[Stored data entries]

--------

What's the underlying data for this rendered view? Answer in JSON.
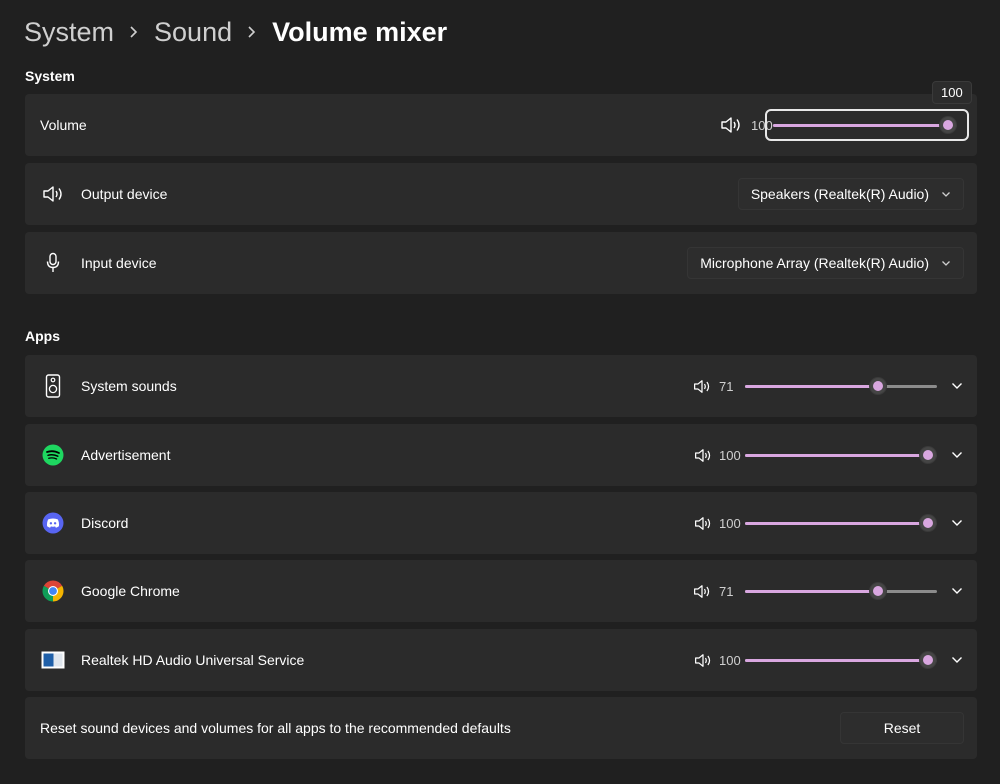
{
  "breadcrumb": {
    "items": [
      "System",
      "Sound"
    ],
    "current": "Volume mixer"
  },
  "system": {
    "section_label": "System",
    "volume": {
      "label": "Volume",
      "value": "100",
      "level": 1.0,
      "tooltip": "100"
    },
    "output": {
      "label": "Output device",
      "selected": "Speakers (Realtek(R) Audio)"
    },
    "input": {
      "label": "Input device",
      "selected": "Microphone Array (Realtek(R) Audio)"
    }
  },
  "apps": {
    "section_label": "Apps",
    "items": [
      {
        "name": "System sounds",
        "icon": "system-sounds-icon",
        "value": "71",
        "level": 0.71
      },
      {
        "name": "Advertisement",
        "icon": "spotify-icon",
        "value": "100",
        "level": 1.0
      },
      {
        "name": "Discord",
        "icon": "discord-icon",
        "value": "100",
        "level": 1.0
      },
      {
        "name": "Google Chrome",
        "icon": "chrome-icon",
        "value": "71",
        "level": 0.71
      },
      {
        "name": "Realtek HD Audio Universal Service",
        "icon": "realtek-icon",
        "value": "100",
        "level": 1.0
      }
    ]
  },
  "reset": {
    "label": "Reset sound devices and volumes for all apps to the recommended defaults",
    "button": "Reset"
  },
  "colors": {
    "accent": "#d9a7e0",
    "background": "#202020",
    "card": "#2b2b2b",
    "spotify": "#1ed760",
    "discord": "#5865f2"
  }
}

--------

## What you are asked to do
Check each line of the records for the word "sounds", and show the lines that contain it.

## Reply to the task
        "name": "System sounds",
        "icon": "system-sounds-icon",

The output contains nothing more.